THE PROBLEM:
Quote exactly, and only, the lines from the one containing "Transcribe the text in this document." through the end of the material below. Skip pictures.
┌──
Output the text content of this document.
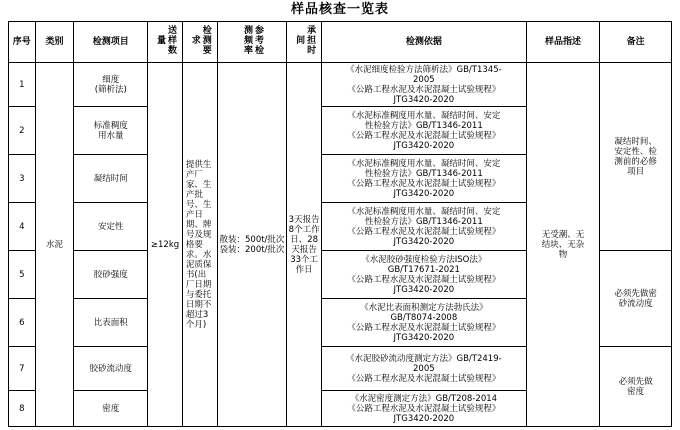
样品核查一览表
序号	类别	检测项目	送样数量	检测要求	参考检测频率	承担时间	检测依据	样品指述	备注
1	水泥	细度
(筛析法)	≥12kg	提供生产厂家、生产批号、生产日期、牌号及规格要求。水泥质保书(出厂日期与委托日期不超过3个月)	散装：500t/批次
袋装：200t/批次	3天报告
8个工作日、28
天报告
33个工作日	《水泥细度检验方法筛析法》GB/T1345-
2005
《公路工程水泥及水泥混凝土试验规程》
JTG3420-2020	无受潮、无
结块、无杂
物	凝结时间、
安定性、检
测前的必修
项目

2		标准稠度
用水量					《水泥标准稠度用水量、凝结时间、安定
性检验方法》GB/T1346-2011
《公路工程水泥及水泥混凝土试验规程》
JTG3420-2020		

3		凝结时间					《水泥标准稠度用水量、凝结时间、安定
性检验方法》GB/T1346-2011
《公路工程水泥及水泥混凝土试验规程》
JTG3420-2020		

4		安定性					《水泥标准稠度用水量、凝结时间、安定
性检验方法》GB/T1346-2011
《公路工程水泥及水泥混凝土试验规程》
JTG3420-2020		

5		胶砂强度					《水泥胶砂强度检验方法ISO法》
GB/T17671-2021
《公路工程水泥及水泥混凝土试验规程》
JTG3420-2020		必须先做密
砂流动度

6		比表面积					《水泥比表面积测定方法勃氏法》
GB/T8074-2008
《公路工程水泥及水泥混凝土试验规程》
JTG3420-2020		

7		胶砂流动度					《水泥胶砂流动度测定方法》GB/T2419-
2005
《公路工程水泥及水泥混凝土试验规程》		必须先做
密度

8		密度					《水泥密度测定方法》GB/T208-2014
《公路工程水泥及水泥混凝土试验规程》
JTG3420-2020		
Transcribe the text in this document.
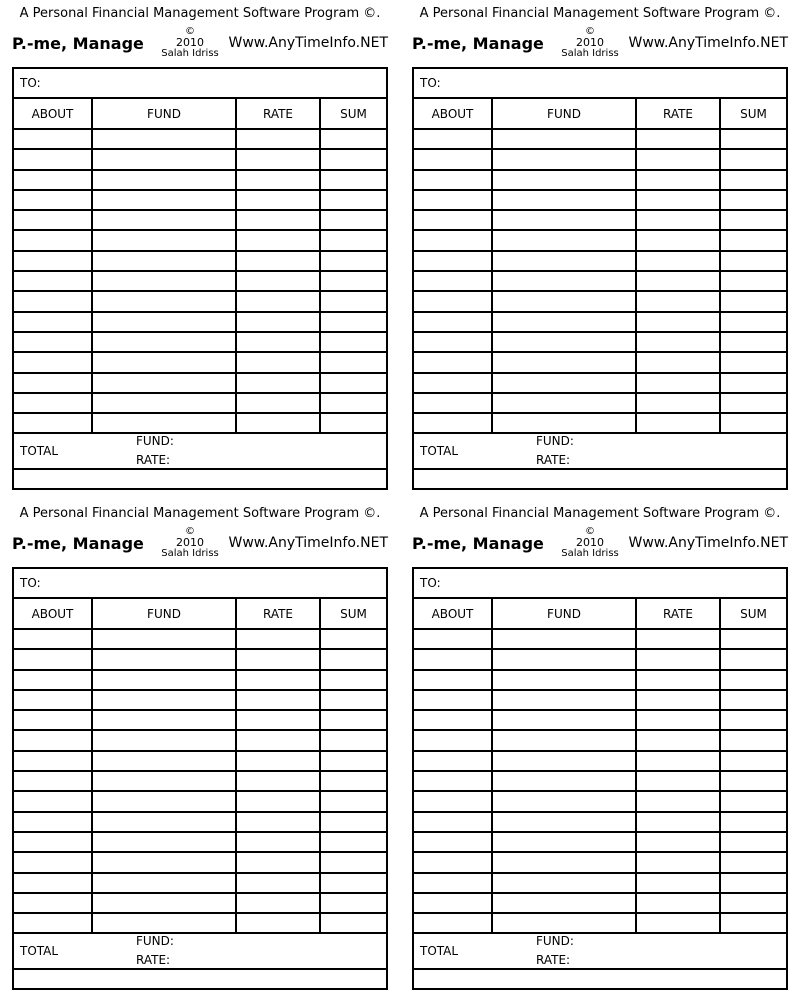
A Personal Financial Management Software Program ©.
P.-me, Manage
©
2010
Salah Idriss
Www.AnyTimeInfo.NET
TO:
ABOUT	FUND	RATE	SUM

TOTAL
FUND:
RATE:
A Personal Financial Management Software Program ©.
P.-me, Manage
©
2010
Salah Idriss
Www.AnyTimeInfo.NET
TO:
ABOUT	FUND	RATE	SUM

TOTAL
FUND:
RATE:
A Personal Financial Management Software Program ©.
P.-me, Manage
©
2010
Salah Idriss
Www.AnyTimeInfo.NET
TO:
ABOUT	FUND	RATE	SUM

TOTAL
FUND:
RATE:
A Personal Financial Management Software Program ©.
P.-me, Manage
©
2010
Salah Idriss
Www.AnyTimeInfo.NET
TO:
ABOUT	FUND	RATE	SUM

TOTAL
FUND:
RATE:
└──
ANSWER FOR THE TASK:
Transcribe the text in this document.
A Personal Financial Management Software Program ©.
P.-me, Manage
©
2010
Salah Idriss
Www.AnyTimeInfo.NET
TO:
ABOUT	FUND	RATE	SUM

TOTAL
FUND:
RATE:
A Personal Financial Management Software Program ©.
P.-me, Manage
©
2010
Salah Idriss
Www.AnyTimeInfo.NET
TO:
ABOUT	FUND	RATE	SUM

TOTAL
FUND:
RATE:
A Personal Financial Management Software Program ©.
P.-me, Manage
©
2010
Salah Idriss
Www.AnyTimeInfo.NET
TO:
ABOUT	FUND	RATE	SUM

TOTAL
FUND:
RATE:
A Personal Financial Management Software Program ©.
P.-me, Manage
©
2010
Salah Idriss
Www.AnyTimeInfo.NET
TO:
ABOUT	FUND	RATE	SUM

TOTAL
FUND:
RATE:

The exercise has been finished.